§ Listed records

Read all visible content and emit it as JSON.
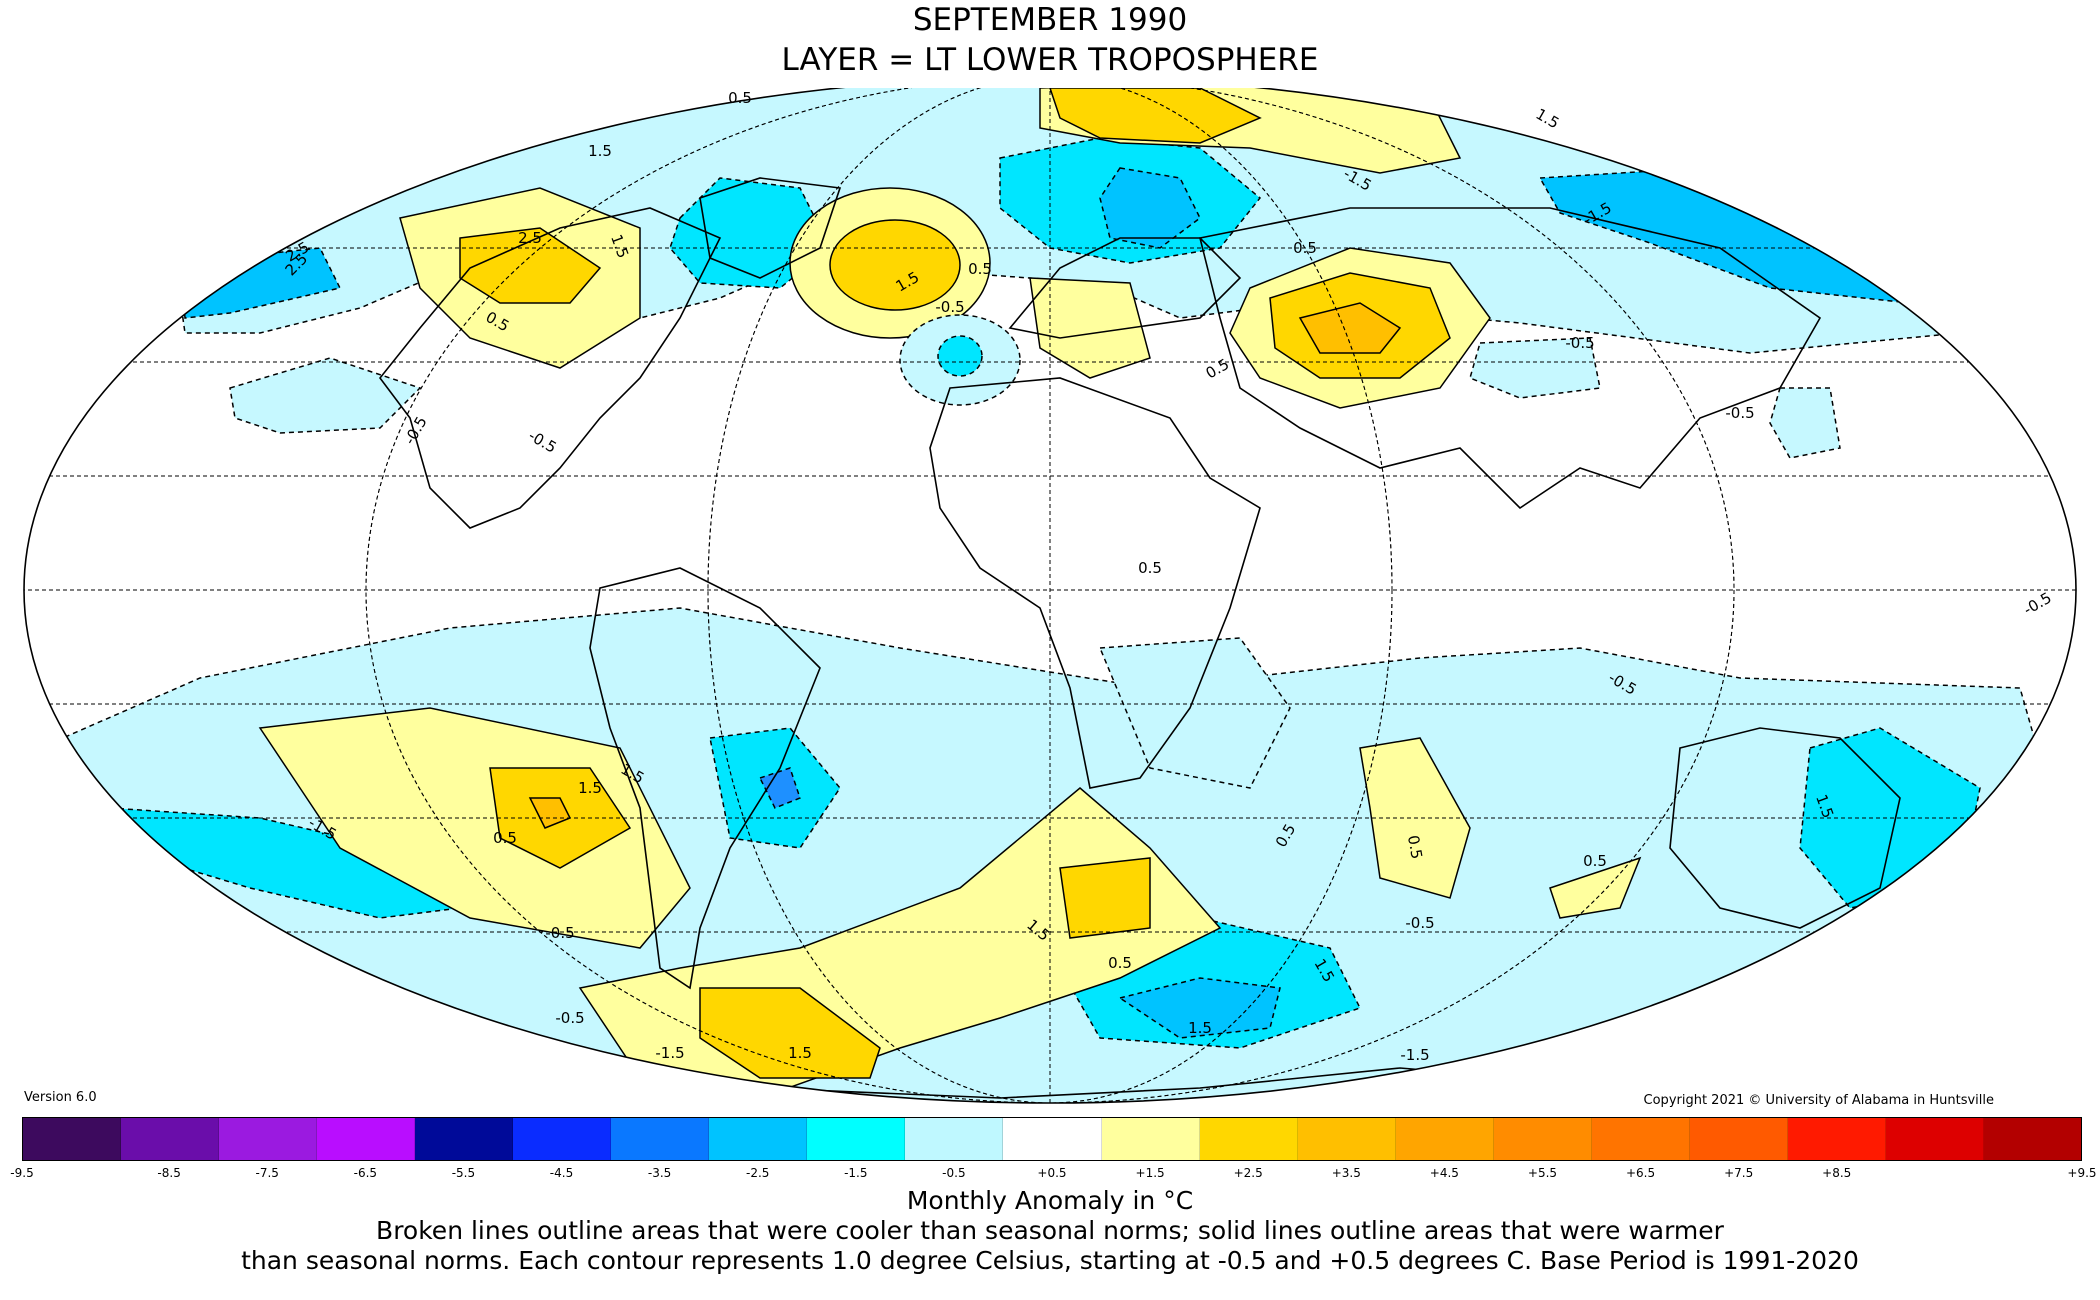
{
  "title": {
    "line1": "SEPTEMBER 1990",
    "line2": "LAYER = LT LOWER TROPOSPHERE"
  },
  "version": "Version 6.0",
  "copyright": "Copyright 2021 © University of Alabama in Huntsville",
  "colorbar": {
    "colors": [
      "#3d0a5e",
      "#6a0daa",
      "#9b1ae0",
      "#b90dff",
      "#000a99",
      "#0a2cff",
      "#0a78ff",
      "#00c3ff",
      "#00ffff",
      "#bff8ff",
      "#ffffff",
      "#ffff9e",
      "#ffd700",
      "#ffbf00",
      "#ffa500",
      "#ff8c00",
      "#ff7400",
      "#ff5a00",
      "#ff1a00",
      "#dd0000",
      "#b30000"
    ],
    "ticks": [
      "-9.5",
      "-8.5",
      "-7.5",
      "-6.5",
      "-5.5",
      "-4.5",
      "-3.5",
      "-2.5",
      "-1.5",
      "-0.5",
      "+0.5",
      "+1.5",
      "+2.5",
      "+3.5",
      "+4.5",
      "+5.5",
      "+6.5",
      "+7.5",
      "+8.5",
      "+9.5"
    ],
    "label": "Monthly Anomaly in °C"
  },
  "caption": {
    "line1": "Broken lines outline areas that were cooler than seasonal norms; solid lines outline areas that were warmer",
    "line2": "than seasonal norms. Each contour represents 1.0 degree Celsius, starting at -0.5 and +0.5 degrees C. Base Period is 1991-2020"
  },
  "map": {
    "projection": "Mollweide",
    "contour_labels": [
      "-0.5",
      "-1.5",
      "-2.5",
      "0.5",
      "1.5",
      "2.5"
    ],
    "regions": [
      {
        "anomaly": "+0.5 to +1.5",
        "location": "Western Canada / Alaska"
      },
      {
        "anomaly": "+1.5 to +2.5",
        "location": "North Atlantic"
      },
      {
        "anomaly": "+1.5 to +2.5",
        "location": "Central Asia"
      },
      {
        "anomaly": "+0.5 to +1.5",
        "location": "Arctic north of Europe"
      },
      {
        "anomaly": "-2.5 to -1.5",
        "location": "Eastern Europe / Western Russia"
      },
      {
        "anomaly": "-1.5 to -0.5",
        "location": "Greenland"
      },
      {
        "anomaly": "-2.5 to -0.5",
        "location": "Siberia"
      },
      {
        "anomaly": "+1.5 to +2.5",
        "location": "South Pacific"
      },
      {
        "anomaly": "-2.5 to -1.5",
        "location": "Southern South America"
      },
      {
        "anomaly": "+1.5 to +2.5",
        "location": "South Atlantic"
      },
      {
        "anomaly": "+0.5 to +2.5",
        "location": "Southern Ocean south of South America"
      },
      {
        "anomaly": "-2.5 to -1.5",
        "location": "Antarctica coast south of Indian Ocean"
      },
      {
        "anomaly": "-1.5 to -0.5",
        "location": "Australia"
      },
      {
        "anomaly": "+0.5 to +1.5",
        "location": "Southern Indian Ocean"
      }
    ]
  }
}
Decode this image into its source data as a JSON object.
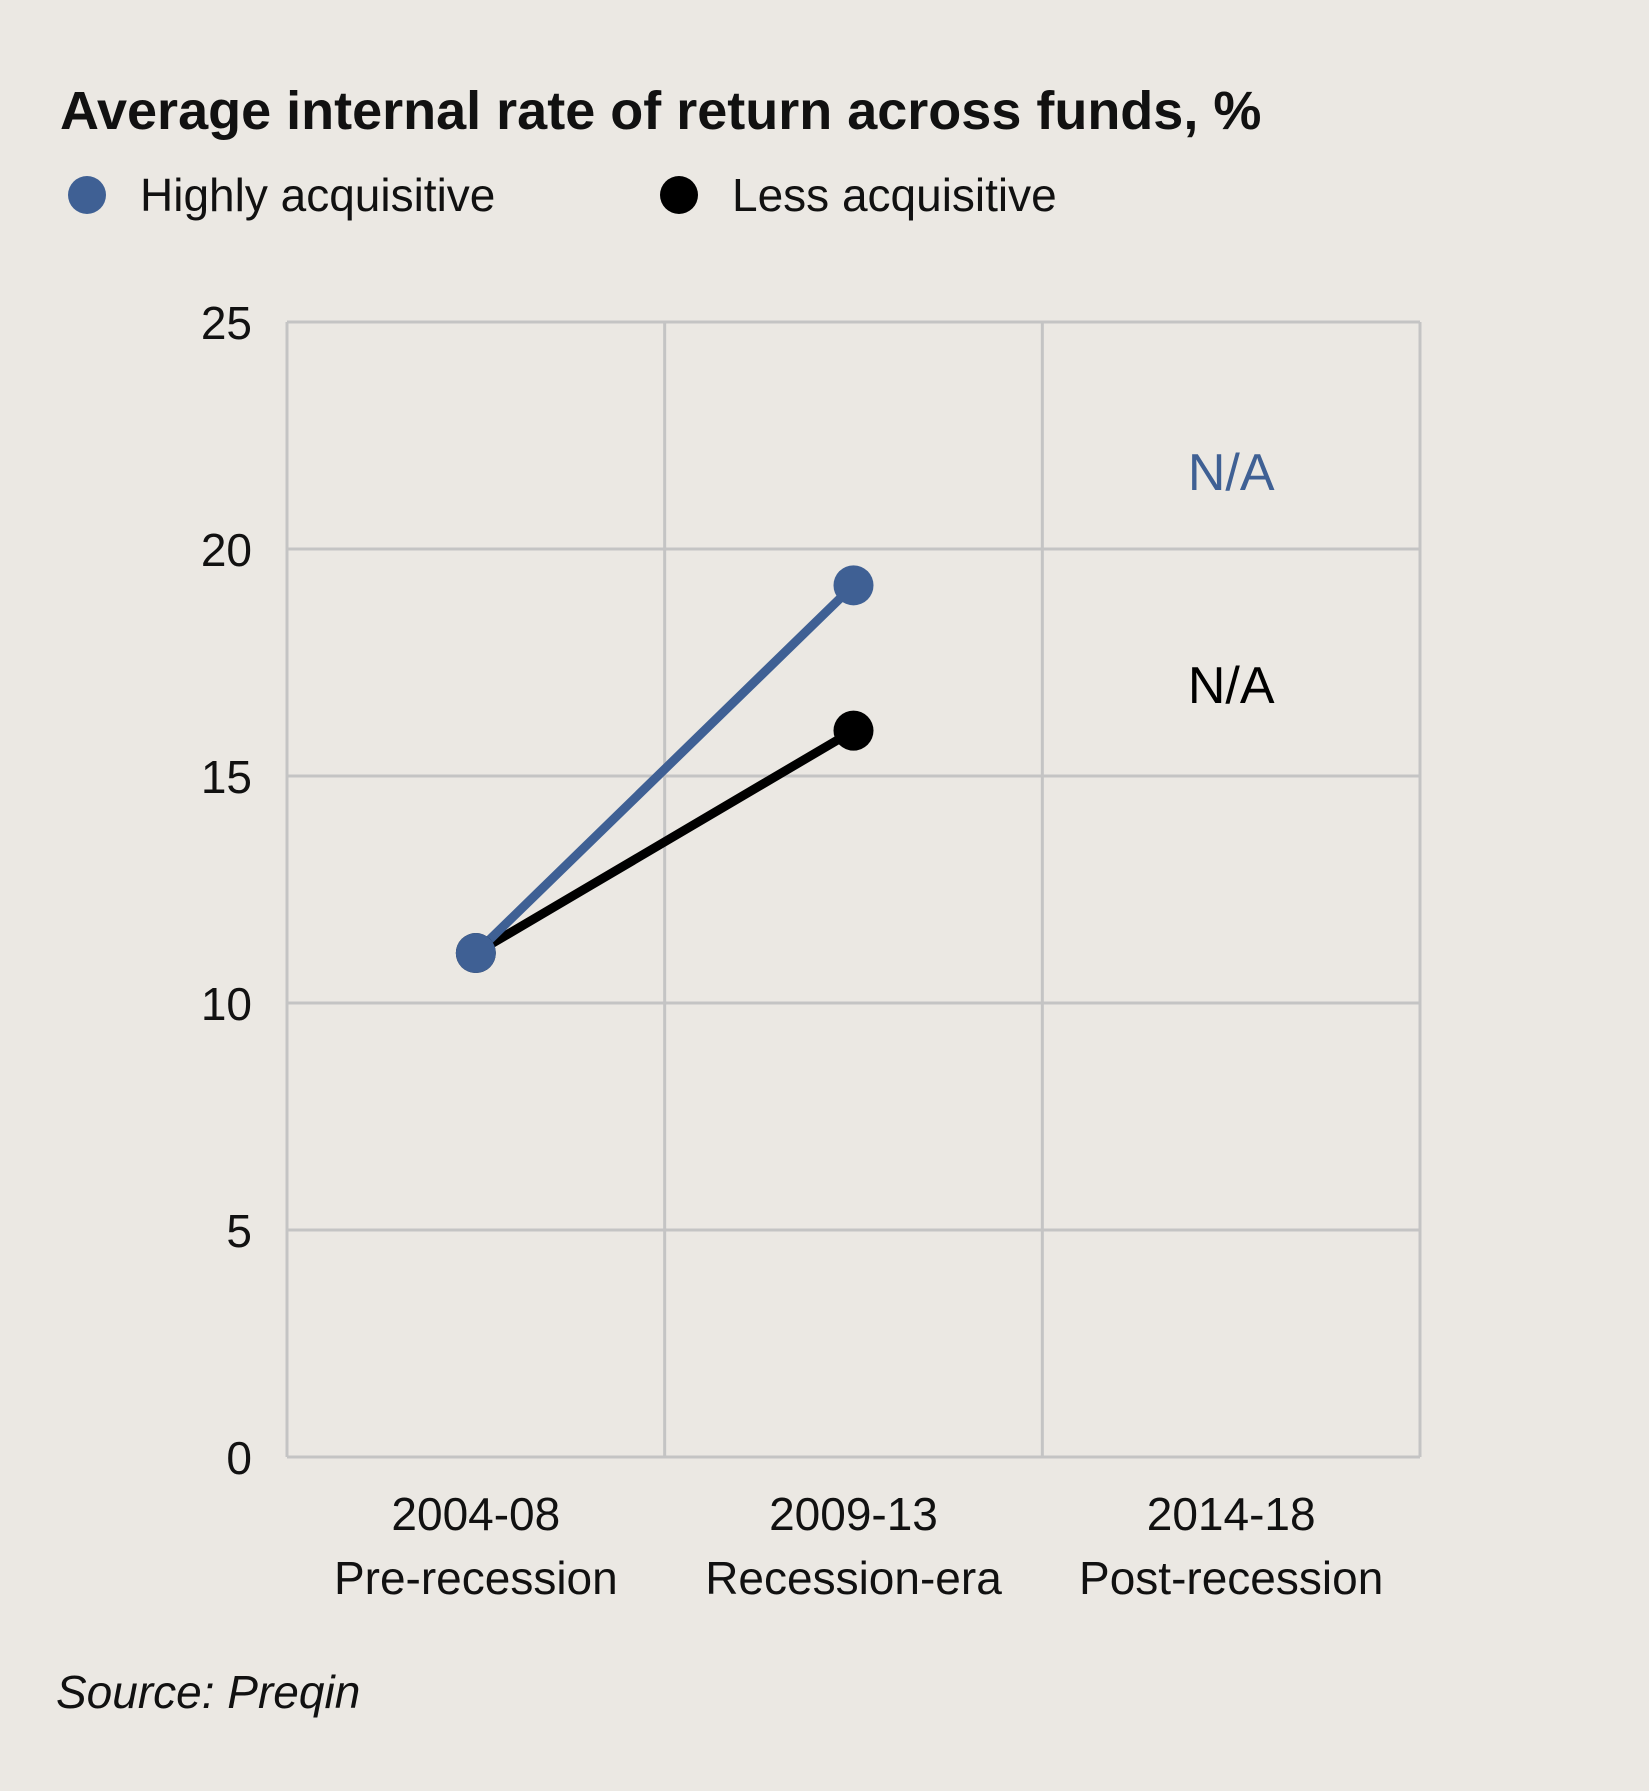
{
  "title": "Average internal rate of return across funds, %",
  "legend": [
    {
      "name": "Highly acquisitive",
      "color": "#3f6094"
    },
    {
      "name": "Less acquisitive",
      "color": "#000000"
    }
  ],
  "source": "Source: Preqin",
  "chart_data": {
    "type": "line",
    "title": "Average internal rate of return across funds, %",
    "xlabel": "",
    "ylabel": "",
    "categories": [
      [
        "2004-08",
        "Pre-recession"
      ],
      [
        "2009-13",
        "Recession-era"
      ],
      [
        "2014-18",
        "Post-recession"
      ]
    ],
    "yticks": [
      0,
      5,
      10,
      15,
      20,
      25
    ],
    "ylim": [
      0,
      25
    ],
    "grid": true,
    "legend_position": "top-left",
    "series": [
      {
        "name": "Highly acquisitive",
        "color": "#3f6094",
        "values": [
          11.1,
          19.2,
          null
        ]
      },
      {
        "name": "Less acquisitive",
        "color": "#000000",
        "values": [
          11.1,
          16.0,
          null
        ]
      }
    ],
    "annotations": [
      {
        "text": "N/A",
        "series": "Highly acquisitive",
        "category": "2014-18",
        "y": 21.7
      },
      {
        "text": "N/A",
        "series": "Less acquisitive",
        "category": "2014-18",
        "y": 17.0
      }
    ]
  }
}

§ Goal of the exercise
Would you return the data exactly as written, without the pictures?

§ Output
Read all visible content and emit it as JSON.
{
  "title": {
    "line1": "SEPTEMBER 1990",
    "line2": "LAYER = LT LOWER TROPOSPHERE"
  },
  "version": "Version 6.0",
  "copyright": "Copyright 2021 © University of Alabama in Huntsville",
  "colorbar": {
    "colors": [
      "#3d0a5e",
      "#6a0daa",
      "#9b1ae0",
      "#b90dff",
      "#000a99",
      "#0a2cff",
      "#0a78ff",
      "#00c3ff",
      "#00ffff",
      "#bff8ff",
      "#ffffff",
      "#ffff9e",
      "#ffd700",
      "#ffbf00",
      "#ffa500",
      "#ff8c00",
      "#ff7400",
      "#ff5a00",
      "#ff1a00",
      "#dd0000",
      "#b30000"
    ],
    "ticks": [
      "-9.5",
      "-8.5",
      "-7.5",
      "-6.5",
      "-5.5",
      "-4.5",
      "-3.5",
      "-2.5",
      "-1.5",
      "-0.5",
      "+0.5",
      "+1.5",
      "+2.5",
      "+3.5",
      "+4.5",
      "+5.5",
      "+6.5",
      "+7.5",
      "+8.5",
      "+9.5"
    ],
    "label": "Monthly Anomaly in °C"
  },
  "caption": {
    "line1": "Broken lines outline areas that were cooler than seasonal norms; solid lines outline areas that were warmer",
    "line2": "than seasonal norms. Each contour represents 1.0 degree Celsius, starting at -0.5 and +0.5 degrees C. Base Period is 1991-2020"
  },
  "map": {
    "projection": "Mollweide",
    "contour_labels": [
      "-0.5",
      "-1.5",
      "-2.5",
      "0.5",
      "1.5",
      "2.5"
    ],
    "regions": [
      {
        "anomaly": "+0.5 to +1.5",
        "location": "Western Canada / Alaska"
      },
      {
        "anomaly": "+1.5 to +2.5",
        "location": "North Atlantic"
      },
      {
        "anomaly": "+1.5 to +2.5",
        "location": "Central Asia"
      },
      {
        "anomaly": "+0.5 to +1.5",
        "location": "Arctic north of Europe"
      },
      {
        "anomaly": "-2.5 to -1.5",
        "location": "Eastern Europe / Western Russia"
      },
      {
        "anomaly": "-1.5 to -0.5",
        "location": "Greenland"
      },
      {
        "anomaly": "-2.5 to -0.5",
        "location": "Siberia"
      },
      {
        "anomaly": "+1.5 to +2.5",
        "location": "South Pacific"
      },
      {
        "anomaly": "-2.5 to -1.5",
        "location": "Southern South America"
      },
      {
        "anomaly": "+1.5 to +2.5",
        "location": "South Atlantic"
      },
      {
        "anomaly": "+0.5 to +2.5",
        "location": "Southern Ocean south of South America"
      },
      {
        "anomaly": "-2.5 to -1.5",
        "location": "Antarctica coast south of Indian Ocean"
      },
      {
        "anomaly": "-1.5 to -0.5",
        "location": "Australia"
      },
      {
        "anomaly": "+0.5 to +1.5",
        "location": "Southern Indian Ocean"
      }
    ]
  }
}
Decode this image into its source data as a JSON object.
{
  "title": "Average internal rate of return across funds, %",
  "legend": [
    {
      "name": "Highly acquisitive",
      "color": "#3f6094"
    },
    {
      "name": "Less acquisitive",
      "color": "#000000"
    }
  ],
  "source": "Source: Preqin",
  "chart_data": {
    "type": "line",
    "title": "Average internal rate of return across funds, %",
    "xlabel": "",
    "ylabel": "",
    "categories": [
      [
        "2004-08",
        "Pre-recession"
      ],
      [
        "2009-13",
        "Recession-era"
      ],
      [
        "2014-18",
        "Post-recession"
      ]
    ],
    "yticks": [
      0,
      5,
      10,
      15,
      20,
      25
    ],
    "ylim": [
      0,
      25
    ],
    "grid": true,
    "legend_position": "top-left",
    "series": [
      {
        "name": "Highly acquisitive",
        "color": "#3f6094",
        "values": [
          11.1,
          19.2,
          null
        ]
      },
      {
        "name": "Less acquisitive",
        "color": "#000000",
        "values": [
          11.1,
          16.0,
          null
        ]
      }
    ],
    "annotations": [
      {
        "text": "N/A",
        "series": "Highly acquisitive",
        "category": "2014-18",
        "y": 21.7
      },
      {
        "text": "N/A",
        "series": "Less acquisitive",
        "category": "2014-18",
        "y": 17.0
      }
    ]
  }
}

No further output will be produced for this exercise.